Political Ideologies and the Anti-GMO Movement

Written by Robert Sacerich

stockvault-ear125307The Anti-GMO movement has been around since before GM technology first walked across the world stage. The mere hint of it initiated the creation of activist groups against it, and the ideology of anti-GMO began before the public really knew anything about the science. The pervasive question here is why?

It should come as no surprise that the majority of anti-GMO sentiment comes from the left portion of the political spectrum. The common thought process is that the right supports GMOs because they support big business. This may be true to some extent, but I don’t think the causation is supported. I think that the right, because they don’t automatically hold a dislike for big business simply doesn’t have a reason to buy into the fear mongering about the science in this case.
Let’s look at the left wing ideology and how it relates here. In the political landscape of today, the left is very much aligned with environmentalism. Concerns about the environment, especially given the realities of anthropogenic climate change, are valid and necessary in the world. The problem, I believe, is the baggage that comes with that environmental awareness.
The environmentalism, or green, movement is complex, to say the least. There are many aspects that range from feeling great about recycling all the way to eco-terrorism. The aspect that we need to look at here is the middle class left wing “green.” This ideology is often what becomes popular and filters down to the rest of those who subscribe to the left wing political ideology. These are the trend setters.
There is a distinct movement amongst this demographic to live in the embodiment of the naturalistic fallacy. Everything natural is good and everything “unnatural” or modern is bad. They apply this especially to diet, medicine, and how they raise their children, while spreading the word on their new iPad, using the WiFi at the new school they’re picking their children up at, sitting in their brand new SUV. Irony abounds, yet there it is.

Document structure recognition data
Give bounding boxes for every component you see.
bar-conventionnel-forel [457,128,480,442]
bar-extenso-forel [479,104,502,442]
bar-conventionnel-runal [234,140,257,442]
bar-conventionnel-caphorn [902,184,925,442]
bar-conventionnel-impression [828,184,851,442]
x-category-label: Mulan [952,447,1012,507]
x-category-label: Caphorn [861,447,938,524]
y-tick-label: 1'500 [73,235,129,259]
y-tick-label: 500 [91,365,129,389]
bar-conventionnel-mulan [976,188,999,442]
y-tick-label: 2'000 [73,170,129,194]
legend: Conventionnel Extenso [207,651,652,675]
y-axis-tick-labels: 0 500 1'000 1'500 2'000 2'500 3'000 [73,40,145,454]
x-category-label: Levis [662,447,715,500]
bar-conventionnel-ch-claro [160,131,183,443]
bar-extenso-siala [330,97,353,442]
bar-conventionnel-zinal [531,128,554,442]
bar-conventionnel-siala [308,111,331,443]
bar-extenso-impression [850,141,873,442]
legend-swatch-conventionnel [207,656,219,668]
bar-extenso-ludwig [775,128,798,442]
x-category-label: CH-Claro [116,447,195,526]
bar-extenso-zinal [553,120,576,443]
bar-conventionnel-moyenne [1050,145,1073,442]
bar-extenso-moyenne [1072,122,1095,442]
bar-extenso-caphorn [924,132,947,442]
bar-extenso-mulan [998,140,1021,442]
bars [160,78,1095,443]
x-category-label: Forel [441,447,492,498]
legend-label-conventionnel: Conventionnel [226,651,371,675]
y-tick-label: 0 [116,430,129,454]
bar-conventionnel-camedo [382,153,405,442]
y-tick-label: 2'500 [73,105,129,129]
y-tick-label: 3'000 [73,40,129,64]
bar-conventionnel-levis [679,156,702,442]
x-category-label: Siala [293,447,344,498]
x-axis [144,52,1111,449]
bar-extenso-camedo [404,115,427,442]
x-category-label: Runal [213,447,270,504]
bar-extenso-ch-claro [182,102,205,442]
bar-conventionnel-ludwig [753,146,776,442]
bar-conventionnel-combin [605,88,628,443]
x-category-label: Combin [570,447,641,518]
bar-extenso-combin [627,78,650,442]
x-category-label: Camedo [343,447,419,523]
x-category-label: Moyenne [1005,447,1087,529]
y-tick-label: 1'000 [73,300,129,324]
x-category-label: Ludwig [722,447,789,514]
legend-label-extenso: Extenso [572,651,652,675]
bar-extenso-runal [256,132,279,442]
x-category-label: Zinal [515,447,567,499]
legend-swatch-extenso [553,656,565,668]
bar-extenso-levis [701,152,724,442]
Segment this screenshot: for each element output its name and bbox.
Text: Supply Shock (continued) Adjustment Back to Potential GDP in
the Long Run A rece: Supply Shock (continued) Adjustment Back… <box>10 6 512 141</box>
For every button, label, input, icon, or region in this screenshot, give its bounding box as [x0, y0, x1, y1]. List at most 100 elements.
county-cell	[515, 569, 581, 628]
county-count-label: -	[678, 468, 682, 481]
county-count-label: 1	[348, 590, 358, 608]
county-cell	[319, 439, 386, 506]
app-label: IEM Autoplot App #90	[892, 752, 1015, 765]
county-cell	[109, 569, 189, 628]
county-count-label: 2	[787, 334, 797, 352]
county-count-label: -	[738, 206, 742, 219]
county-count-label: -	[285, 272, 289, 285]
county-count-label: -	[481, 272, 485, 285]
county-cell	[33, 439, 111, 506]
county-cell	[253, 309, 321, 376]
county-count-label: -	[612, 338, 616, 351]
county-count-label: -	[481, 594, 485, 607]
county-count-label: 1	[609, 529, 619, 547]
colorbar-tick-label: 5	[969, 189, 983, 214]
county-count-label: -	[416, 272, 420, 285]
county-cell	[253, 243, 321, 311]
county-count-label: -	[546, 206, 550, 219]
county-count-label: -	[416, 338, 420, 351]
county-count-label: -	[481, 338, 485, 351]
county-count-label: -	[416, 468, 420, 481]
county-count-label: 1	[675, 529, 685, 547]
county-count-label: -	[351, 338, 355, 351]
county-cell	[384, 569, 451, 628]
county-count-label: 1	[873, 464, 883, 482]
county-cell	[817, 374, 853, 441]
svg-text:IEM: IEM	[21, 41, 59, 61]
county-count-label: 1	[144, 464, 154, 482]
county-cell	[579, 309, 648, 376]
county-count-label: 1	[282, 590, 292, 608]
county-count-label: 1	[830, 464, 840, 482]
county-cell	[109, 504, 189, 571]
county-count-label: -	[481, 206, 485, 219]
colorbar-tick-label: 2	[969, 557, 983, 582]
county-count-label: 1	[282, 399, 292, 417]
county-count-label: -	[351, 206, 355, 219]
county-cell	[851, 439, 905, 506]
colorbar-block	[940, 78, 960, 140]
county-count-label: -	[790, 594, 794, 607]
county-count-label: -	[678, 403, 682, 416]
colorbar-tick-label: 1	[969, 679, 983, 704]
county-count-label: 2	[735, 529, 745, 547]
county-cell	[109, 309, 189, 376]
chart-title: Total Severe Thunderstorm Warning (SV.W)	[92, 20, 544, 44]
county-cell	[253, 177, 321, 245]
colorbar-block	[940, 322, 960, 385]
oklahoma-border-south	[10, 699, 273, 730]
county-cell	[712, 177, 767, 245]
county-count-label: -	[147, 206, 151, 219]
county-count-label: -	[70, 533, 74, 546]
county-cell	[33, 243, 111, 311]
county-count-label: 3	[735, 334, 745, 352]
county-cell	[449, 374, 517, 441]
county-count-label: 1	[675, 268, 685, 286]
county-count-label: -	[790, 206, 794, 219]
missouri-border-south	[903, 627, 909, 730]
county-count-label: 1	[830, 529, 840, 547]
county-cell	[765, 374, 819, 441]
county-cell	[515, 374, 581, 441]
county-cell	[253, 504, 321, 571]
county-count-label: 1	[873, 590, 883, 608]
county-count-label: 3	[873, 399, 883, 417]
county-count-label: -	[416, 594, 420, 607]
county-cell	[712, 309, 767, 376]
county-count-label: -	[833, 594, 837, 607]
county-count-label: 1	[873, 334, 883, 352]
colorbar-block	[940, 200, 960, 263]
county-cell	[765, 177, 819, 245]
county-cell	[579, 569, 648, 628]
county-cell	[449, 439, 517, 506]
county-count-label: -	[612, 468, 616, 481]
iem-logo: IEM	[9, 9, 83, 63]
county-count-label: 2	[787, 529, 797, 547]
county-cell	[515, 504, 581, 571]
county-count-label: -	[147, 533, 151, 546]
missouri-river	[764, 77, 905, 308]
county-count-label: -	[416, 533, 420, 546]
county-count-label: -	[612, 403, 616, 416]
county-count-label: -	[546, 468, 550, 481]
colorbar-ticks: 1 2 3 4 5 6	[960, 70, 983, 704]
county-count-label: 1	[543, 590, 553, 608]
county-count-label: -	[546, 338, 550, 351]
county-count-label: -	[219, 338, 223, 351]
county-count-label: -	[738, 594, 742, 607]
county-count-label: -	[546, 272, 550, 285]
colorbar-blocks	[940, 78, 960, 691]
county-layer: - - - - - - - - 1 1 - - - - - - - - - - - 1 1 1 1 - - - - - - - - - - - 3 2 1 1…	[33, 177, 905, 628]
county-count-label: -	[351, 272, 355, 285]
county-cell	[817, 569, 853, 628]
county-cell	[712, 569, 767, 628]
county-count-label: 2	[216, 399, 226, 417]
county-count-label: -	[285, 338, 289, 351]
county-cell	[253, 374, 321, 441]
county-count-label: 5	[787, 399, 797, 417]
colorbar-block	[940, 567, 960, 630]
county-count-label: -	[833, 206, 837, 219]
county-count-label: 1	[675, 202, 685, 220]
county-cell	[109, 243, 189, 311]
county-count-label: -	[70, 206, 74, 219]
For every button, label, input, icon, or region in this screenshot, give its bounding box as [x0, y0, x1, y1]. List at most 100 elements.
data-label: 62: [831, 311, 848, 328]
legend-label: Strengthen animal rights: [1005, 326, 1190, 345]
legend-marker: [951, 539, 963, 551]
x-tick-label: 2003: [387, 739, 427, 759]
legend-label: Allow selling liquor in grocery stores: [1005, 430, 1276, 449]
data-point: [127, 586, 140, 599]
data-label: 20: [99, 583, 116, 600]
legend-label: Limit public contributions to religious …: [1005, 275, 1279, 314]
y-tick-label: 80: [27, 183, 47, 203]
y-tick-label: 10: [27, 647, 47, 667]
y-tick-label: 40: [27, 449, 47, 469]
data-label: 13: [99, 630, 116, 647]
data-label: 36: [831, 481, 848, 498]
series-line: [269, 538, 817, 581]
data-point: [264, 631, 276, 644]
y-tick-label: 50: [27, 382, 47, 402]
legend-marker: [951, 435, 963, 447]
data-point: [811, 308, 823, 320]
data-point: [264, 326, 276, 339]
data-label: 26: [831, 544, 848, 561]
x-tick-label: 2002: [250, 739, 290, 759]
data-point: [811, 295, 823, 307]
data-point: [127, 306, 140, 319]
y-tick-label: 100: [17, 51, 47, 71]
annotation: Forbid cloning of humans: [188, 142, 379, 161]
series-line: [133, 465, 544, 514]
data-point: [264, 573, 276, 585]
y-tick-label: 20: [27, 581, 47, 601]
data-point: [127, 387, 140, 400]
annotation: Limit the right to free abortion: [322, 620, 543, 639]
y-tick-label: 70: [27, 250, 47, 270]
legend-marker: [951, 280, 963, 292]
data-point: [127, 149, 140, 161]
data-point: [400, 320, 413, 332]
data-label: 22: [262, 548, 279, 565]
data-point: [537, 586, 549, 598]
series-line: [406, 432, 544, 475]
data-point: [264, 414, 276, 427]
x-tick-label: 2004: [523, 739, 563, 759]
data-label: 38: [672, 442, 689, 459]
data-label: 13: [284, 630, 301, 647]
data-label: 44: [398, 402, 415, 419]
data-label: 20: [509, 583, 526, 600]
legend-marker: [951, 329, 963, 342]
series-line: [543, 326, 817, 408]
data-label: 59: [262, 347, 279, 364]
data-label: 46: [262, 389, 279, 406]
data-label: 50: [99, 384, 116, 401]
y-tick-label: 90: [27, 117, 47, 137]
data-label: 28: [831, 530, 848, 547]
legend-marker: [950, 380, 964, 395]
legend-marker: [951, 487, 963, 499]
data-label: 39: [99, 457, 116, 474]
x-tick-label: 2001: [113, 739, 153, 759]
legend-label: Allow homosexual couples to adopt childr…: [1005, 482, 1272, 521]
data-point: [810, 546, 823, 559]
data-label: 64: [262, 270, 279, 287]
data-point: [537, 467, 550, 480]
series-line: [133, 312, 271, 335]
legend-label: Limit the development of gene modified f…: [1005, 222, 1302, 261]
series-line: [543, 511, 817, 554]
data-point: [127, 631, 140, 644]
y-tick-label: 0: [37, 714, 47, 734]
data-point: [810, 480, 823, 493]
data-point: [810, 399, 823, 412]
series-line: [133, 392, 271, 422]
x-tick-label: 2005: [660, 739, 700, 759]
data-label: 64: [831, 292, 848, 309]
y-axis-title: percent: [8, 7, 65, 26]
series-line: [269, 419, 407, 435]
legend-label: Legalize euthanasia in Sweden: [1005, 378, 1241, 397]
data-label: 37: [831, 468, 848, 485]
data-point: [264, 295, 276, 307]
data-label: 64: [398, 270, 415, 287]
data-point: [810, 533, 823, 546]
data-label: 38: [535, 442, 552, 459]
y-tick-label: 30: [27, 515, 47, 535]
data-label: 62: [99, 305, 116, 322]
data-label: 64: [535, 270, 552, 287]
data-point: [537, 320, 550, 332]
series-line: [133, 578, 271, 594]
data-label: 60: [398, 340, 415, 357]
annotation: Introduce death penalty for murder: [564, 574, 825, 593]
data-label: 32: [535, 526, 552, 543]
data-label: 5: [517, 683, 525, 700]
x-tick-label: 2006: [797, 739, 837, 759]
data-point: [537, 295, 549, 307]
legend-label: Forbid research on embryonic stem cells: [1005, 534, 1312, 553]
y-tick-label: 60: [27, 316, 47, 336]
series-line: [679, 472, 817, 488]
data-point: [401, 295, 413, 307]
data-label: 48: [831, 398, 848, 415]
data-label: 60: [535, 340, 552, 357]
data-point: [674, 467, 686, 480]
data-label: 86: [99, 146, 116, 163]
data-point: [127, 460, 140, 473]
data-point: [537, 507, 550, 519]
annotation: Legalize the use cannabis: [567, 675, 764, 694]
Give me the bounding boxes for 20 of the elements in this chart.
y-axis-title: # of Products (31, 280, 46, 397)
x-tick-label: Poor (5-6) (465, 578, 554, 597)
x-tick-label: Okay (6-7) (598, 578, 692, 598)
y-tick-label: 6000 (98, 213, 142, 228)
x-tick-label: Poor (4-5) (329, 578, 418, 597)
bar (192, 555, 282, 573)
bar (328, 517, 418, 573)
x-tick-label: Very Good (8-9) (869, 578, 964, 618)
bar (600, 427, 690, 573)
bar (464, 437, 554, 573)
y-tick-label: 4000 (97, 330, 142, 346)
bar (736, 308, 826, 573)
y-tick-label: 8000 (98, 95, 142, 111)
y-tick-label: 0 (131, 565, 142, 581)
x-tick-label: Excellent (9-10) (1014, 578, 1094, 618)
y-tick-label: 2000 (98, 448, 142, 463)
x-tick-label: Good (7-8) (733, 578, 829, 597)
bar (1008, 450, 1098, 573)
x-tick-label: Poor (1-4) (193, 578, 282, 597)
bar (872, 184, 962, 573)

* **Exercise requirements**
(a) In the article on political ideologies and the anti-GMO movement, why does the author single out the middle class left wing "green" portion of environmentalism? Answer in one to three sentences.
(b) Return the part of the anti-GMO article starting with "Let’s look at" and going on through "the trend setters.", copied word for word.

* **Responses**
(a) The author singles it out because this ideology often becomes popular and filters down to the rest of those who subscribe to left wing political ideology. In the author's words, these are the trend setters.

(b)
Let’s look at the left wing ideology and how it relates here. In the political landscape of today, the left is very much aligned with environmentalism. Concerns about the environment, especially given the realities of anthropogenic climate change, are valid and necessary in the world. The problem, I believe, is the baggage that comes with that environmental awareness.
The environmentalism, or green, movement is complex, to say the least. There are many aspects that range from feeling great about recycling all the way to eco-terrorism. The aspect that we need to look at here is the middle class left wing “green.” This ideology is often what becomes popular and filters down to the rest of those who subscribe to the left wing political ideology. These are the trend setters.